— What you should do —
Repeat each entry as written and leave the images out of the copy.

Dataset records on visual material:
====

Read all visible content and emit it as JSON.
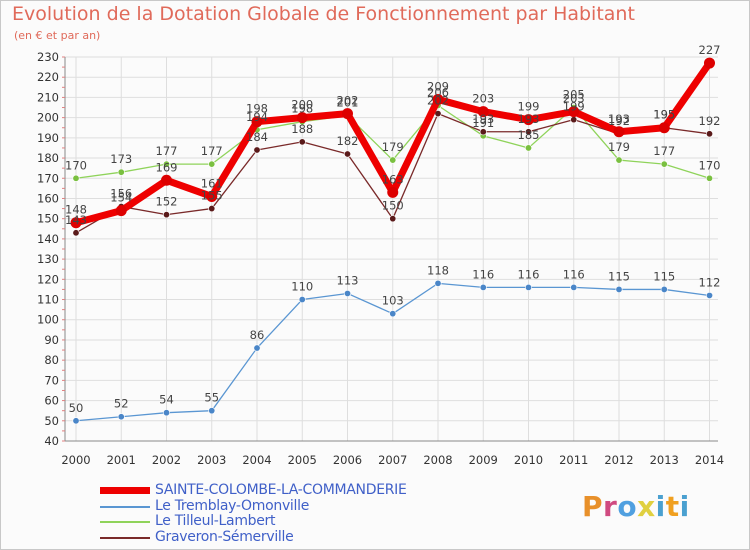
{
  "title": "Evolution de la Dotation Globale de Fonctionnement par Habitant",
  "subtitle": "(en € et par an)",
  "logo": {
    "text": "Proxiti",
    "letter_colors": [
      "#e8902a",
      "#d04a80",
      "#50a0e0",
      "#e0d040",
      "#4aa0d0",
      "#f0a020",
      "#4aa0d0"
    ]
  },
  "chart_data": {
    "type": "line",
    "categories": [
      "2000",
      "2001",
      "2002",
      "2003",
      "2004",
      "2005",
      "2006",
      "2007",
      "2008",
      "2009",
      "2010",
      "2011",
      "2012",
      "2013",
      "2014"
    ],
    "ylim": [
      40,
      230
    ],
    "yticks": [
      40,
      50,
      60,
      70,
      80,
      90,
      100,
      110,
      120,
      130,
      140,
      150,
      160,
      170,
      180,
      190,
      200,
      210,
      220,
      230
    ],
    "grid": true,
    "legend_position": "bottom-left",
    "series": [
      {
        "name": "Le Tremblay-Omonville",
        "color": "#5a96d2",
        "marker": "#4a86c8",
        "values": [
          50,
          52,
          54,
          55,
          86,
          110,
          113,
          103,
          118,
          116,
          116,
          116,
          115,
          115,
          112
        ]
      },
      {
        "name": "Le Tilleul-Lambert",
        "color": "#8fd35a",
        "marker": "#7ac040",
        "values": [
          170,
          173,
          177,
          177,
          194,
          198,
          201,
          179,
          206,
          191,
          185,
          205,
          179,
          177,
          170
        ]
      },
      {
        "name": "Graveron-Sémerville",
        "color": "#7a2a2a",
        "marker": "#5a1a1a",
        "values": [
          143,
          156,
          152,
          155,
          184,
          188,
          182,
          150,
          202,
          193,
          193,
          199,
          192,
          195,
          192
        ]
      },
      {
        "name": "SAINTE-COLOMBE-LA-COMMANDERIE",
        "color": "#ee0000",
        "marker": "#dd0000",
        "values": [
          148,
          154,
          169,
          161,
          198,
          200,
          202,
          163,
          209,
          203,
          199,
          203,
          193,
          195,
          227
        ]
      }
    ],
    "labels": [
      {
        "series": 0,
        "index": 0,
        "text": "50"
      },
      {
        "series": 0,
        "index": 1,
        "text": "52"
      },
      {
        "series": 0,
        "index": 2,
        "text": "54"
      },
      {
        "series": 0,
        "index": 3,
        "text": "55"
      },
      {
        "series": 0,
        "index": 4,
        "text": "86"
      },
      {
        "series": 0,
        "index": 5,
        "text": "110"
      },
      {
        "series": 0,
        "index": 6,
        "text": "113"
      },
      {
        "series": 0,
        "index": 7,
        "text": "103"
      },
      {
        "series": 0,
        "index": 8,
        "text": "118"
      },
      {
        "series": 0,
        "index": 9,
        "text": "116"
      },
      {
        "series": 0,
        "index": 10,
        "text": "116"
      },
      {
        "series": 0,
        "index": 11,
        "text": "116"
      },
      {
        "series": 0,
        "index": 12,
        "text": "115"
      },
      {
        "series": 0,
        "index": 13,
        "text": "115"
      },
      {
        "series": 0,
        "index": 14,
        "text": "112"
      },
      {
        "series": 1,
        "index": 0,
        "text": "170"
      },
      {
        "series": 1,
        "index": 1,
        "text": "173"
      },
      {
        "series": 1,
        "index": 2,
        "text": "177"
      },
      {
        "series": 1,
        "index": 3,
        "text": "177"
      },
      {
        "series": 1,
        "index": 7,
        "text": "179"
      },
      {
        "series": 1,
        "index": 12,
        "text": "179"
      },
      {
        "series": 1,
        "index": 13,
        "text": "177"
      },
      {
        "series": 1,
        "index": 14,
        "text": "170"
      },
      {
        "series": 1,
        "index": 4,
        "text": "194"
      },
      {
        "series": 1,
        "index": 5,
        "text": "198"
      },
      {
        "series": 1,
        "index": 6,
        "text": "201"
      },
      {
        "series": 1,
        "index": 8,
        "text": "206"
      },
      {
        "series": 1,
        "index": 9,
        "text": "191"
      },
      {
        "series": 1,
        "index": 10,
        "text": "185"
      },
      {
        "series": 1,
        "index": 11,
        "text": "205"
      },
      {
        "series": 2,
        "index": 0,
        "text": "143"
      },
      {
        "series": 2,
        "index": 1,
        "text": "156"
      },
      {
        "series": 2,
        "index": 2,
        "text": "152"
      },
      {
        "series": 2,
        "index": 3,
        "text": "155"
      },
      {
        "series": 2,
        "index": 4,
        "text": "184"
      },
      {
        "series": 2,
        "index": 5,
        "text": "188"
      },
      {
        "series": 2,
        "index": 6,
        "text": "182"
      },
      {
        "series": 2,
        "index": 7,
        "text": "150"
      },
      {
        "series": 2,
        "index": 8,
        "text": "202"
      },
      {
        "series": 2,
        "index": 9,
        "text": "193"
      },
      {
        "series": 2,
        "index": 10,
        "text": "193"
      },
      {
        "series": 2,
        "index": 11,
        "text": "199"
      },
      {
        "series": 2,
        "index": 12,
        "text": "192"
      },
      {
        "series": 2,
        "index": 13,
        "text": "195"
      },
      {
        "series": 2,
        "index": 14,
        "text": "192"
      },
      {
        "series": 3,
        "index": 0,
        "text": "148"
      },
      {
        "series": 3,
        "index": 1,
        "text": "154"
      },
      {
        "series": 3,
        "index": 2,
        "text": "169"
      },
      {
        "series": 3,
        "index": 3,
        "text": "161"
      },
      {
        "series": 3,
        "index": 4,
        "text": "198"
      },
      {
        "series": 3,
        "index": 5,
        "text": "200"
      },
      {
        "series": 3,
        "index": 6,
        "text": "202"
      },
      {
        "series": 3,
        "index": 7,
        "text": "163"
      },
      {
        "series": 3,
        "index": 8,
        "text": "209"
      },
      {
        "series": 3,
        "index": 9,
        "text": "203"
      },
      {
        "series": 3,
        "index": 10,
        "text": "199"
      },
      {
        "series": 3,
        "index": 11,
        "text": "203"
      },
      {
        "series": 3,
        "index": 12,
        "text": "193"
      },
      {
        "series": 3,
        "index": 13,
        "text": "195"
      },
      {
        "series": 3,
        "index": 14,
        "text": "227"
      }
    ],
    "legend": [
      {
        "label": "SAINTE-COLOMBE-LA-COMMANDERIE",
        "color": "#ee0000"
      },
      {
        "label": "Le Tremblay-Omonville",
        "color": "#5a96d2"
      },
      {
        "label": "Le Tilleul-Lambert",
        "color": "#8fd35a"
      },
      {
        "label": "Graveron-Sémerville",
        "color": "#7a2a2a"
      }
    ]
  }
}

====

— Solution for this exercise —
Read all visible content and emit it as JSON.
{
  "title": "Evolution de la Dotation Globale de Fonctionnement par Habitant",
  "subtitle": "(en € et par an)",
  "logo": {
    "text": "Proxiti",
    "letter_colors": [
      "#e8902a",
      "#d04a80",
      "#50a0e0",
      "#e0d040",
      "#4aa0d0",
      "#f0a020",
      "#4aa0d0"
    ]
  },
  "chart_data": {
    "type": "line",
    "categories": [
      "2000",
      "2001",
      "2002",
      "2003",
      "2004",
      "2005",
      "2006",
      "2007",
      "2008",
      "2009",
      "2010",
      "2011",
      "2012",
      "2013",
      "2014"
    ],
    "ylim": [
      40,
      230
    ],
    "yticks": [
      40,
      50,
      60,
      70,
      80,
      90,
      100,
      110,
      120,
      130,
      140,
      150,
      160,
      170,
      180,
      190,
      200,
      210,
      220,
      230
    ],
    "grid": true,
    "legend_position": "bottom-left",
    "series": [
      {
        "name": "Le Tremblay-Omonville",
        "color": "#5a96d2",
        "marker": "#4a86c8",
        "values": [
          50,
          52,
          54,
          55,
          86,
          110,
          113,
          103,
          118,
          116,
          116,
          116,
          115,
          115,
          112
        ]
      },
      {
        "name": "Le Tilleul-Lambert",
        "color": "#8fd35a",
        "marker": "#7ac040",
        "values": [
          170,
          173,
          177,
          177,
          194,
          198,
          201,
          179,
          206,
          191,
          185,
          205,
          179,
          177,
          170
        ]
      },
      {
        "name": "Graveron-Sémerville",
        "color": "#7a2a2a",
        "marker": "#5a1a1a",
        "values": [
          143,
          156,
          152,
          155,
          184,
          188,
          182,
          150,
          202,
          193,
          193,
          199,
          192,
          195,
          192
        ]
      },
      {
        "name": "SAINTE-COLOMBE-LA-COMMANDERIE",
        "color": "#ee0000",
        "marker": "#dd0000",
        "values": [
          148,
          154,
          169,
          161,
          198,
          200,
          202,
          163,
          209,
          203,
          199,
          203,
          193,
          195,
          227
        ]
      }
    ],
    "labels": [
      {
        "series": 0,
        "index": 0,
        "text": "50"
      },
      {
        "series": 0,
        "index": 1,
        "text": "52"
      },
      {
        "series": 0,
        "index": 2,
        "text": "54"
      },
      {
        "series": 0,
        "index": 3,
        "text": "55"
      },
      {
        "series": 0,
        "index": 4,
        "text": "86"
      },
      {
        "series": 0,
        "index": 5,
        "text": "110"
      },
      {
        "series": 0,
        "index": 6,
        "text": "113"
      },
      {
        "series": 0,
        "index": 7,
        "text": "103"
      },
      {
        "series": 0,
        "index": 8,
        "text": "118"
      },
      {
        "series": 0,
        "index": 9,
        "text": "116"
      },
      {
        "series": 0,
        "index": 10,
        "text": "116"
      },
      {
        "series": 0,
        "index": 11,
        "text": "116"
      },
      {
        "series": 0,
        "index": 12,
        "text": "115"
      },
      {
        "series": 0,
        "index": 13,
        "text": "115"
      },
      {
        "series": 0,
        "index": 14,
        "text": "112"
      },
      {
        "series": 1,
        "index": 0,
        "text": "170"
      },
      {
        "series": 1,
        "index": 1,
        "text": "173"
      },
      {
        "series": 1,
        "index": 2,
        "text": "177"
      },
      {
        "series": 1,
        "index": 3,
        "text": "177"
      },
      {
        "series": 1,
        "index": 7,
        "text": "179"
      },
      {
        "series": 1,
        "index": 12,
        "text": "179"
      },
      {
        "series": 1,
        "index": 13,
        "text": "177"
      },
      {
        "series": 1,
        "index": 14,
        "text": "170"
      },
      {
        "series": 1,
        "index": 4,
        "text": "194"
      },
      {
        "series": 1,
        "index": 5,
        "text": "198"
      },
      {
        "series": 1,
        "index": 6,
        "text": "201"
      },
      {
        "series": 1,
        "index": 8,
        "text": "206"
      },
      {
        "series": 1,
        "index": 9,
        "text": "191"
      },
      {
        "series": 1,
        "index": 10,
        "text": "185"
      },
      {
        "series": 1,
        "index": 11,
        "text": "205"
      },
      {
        "series": 2,
        "index": 0,
        "text": "143"
      },
      {
        "series": 2,
        "index": 1,
        "text": "156"
      },
      {
        "series": 2,
        "index": 2,
        "text": "152"
      },
      {
        "series": 2,
        "index": 3,
        "text": "155"
      },
      {
        "series": 2,
        "index": 4,
        "text": "184"
      },
      {
        "series": 2,
        "index": 5,
        "text": "188"
      },
      {
        "series": 2,
        "index": 6,
        "text": "182"
      },
      {
        "series": 2,
        "index": 7,
        "text": "150"
      },
      {
        "series": 2,
        "index": 8,
        "text": "202"
      },
      {
        "series": 2,
        "index": 9,
        "text": "193"
      },
      {
        "series": 2,
        "index": 10,
        "text": "193"
      },
      {
        "series": 2,
        "index": 11,
        "text": "199"
      },
      {
        "series": 2,
        "index": 12,
        "text": "192"
      },
      {
        "series": 2,
        "index": 13,
        "text": "195"
      },
      {
        "series": 2,
        "index": 14,
        "text": "192"
      },
      {
        "series": 3,
        "index": 0,
        "text": "148"
      },
      {
        "series": 3,
        "index": 1,
        "text": "154"
      },
      {
        "series": 3,
        "index": 2,
        "text": "169"
      },
      {
        "series": 3,
        "index": 3,
        "text": "161"
      },
      {
        "series": 3,
        "index": 4,
        "text": "198"
      },
      {
        "series": 3,
        "index": 5,
        "text": "200"
      },
      {
        "series": 3,
        "index": 6,
        "text": "202"
      },
      {
        "series": 3,
        "index": 7,
        "text": "163"
      },
      {
        "series": 3,
        "index": 8,
        "text": "209"
      },
      {
        "series": 3,
        "index": 9,
        "text": "203"
      },
      {
        "series": 3,
        "index": 10,
        "text": "199"
      },
      {
        "series": 3,
        "index": 11,
        "text": "203"
      },
      {
        "series": 3,
        "index": 12,
        "text": "193"
      },
      {
        "series": 3,
        "index": 13,
        "text": "195"
      },
      {
        "series": 3,
        "index": 14,
        "text": "227"
      }
    ],
    "legend": [
      {
        "label": "SAINTE-COLOMBE-LA-COMMANDERIE",
        "color": "#ee0000"
      },
      {
        "label": "Le Tremblay-Omonville",
        "color": "#5a96d2"
      },
      {
        "label": "Le Tilleul-Lambert",
        "color": "#8fd35a"
      },
      {
        "label": "Graveron-Sémerville",
        "color": "#7a2a2a"
      }
    ]
  }
}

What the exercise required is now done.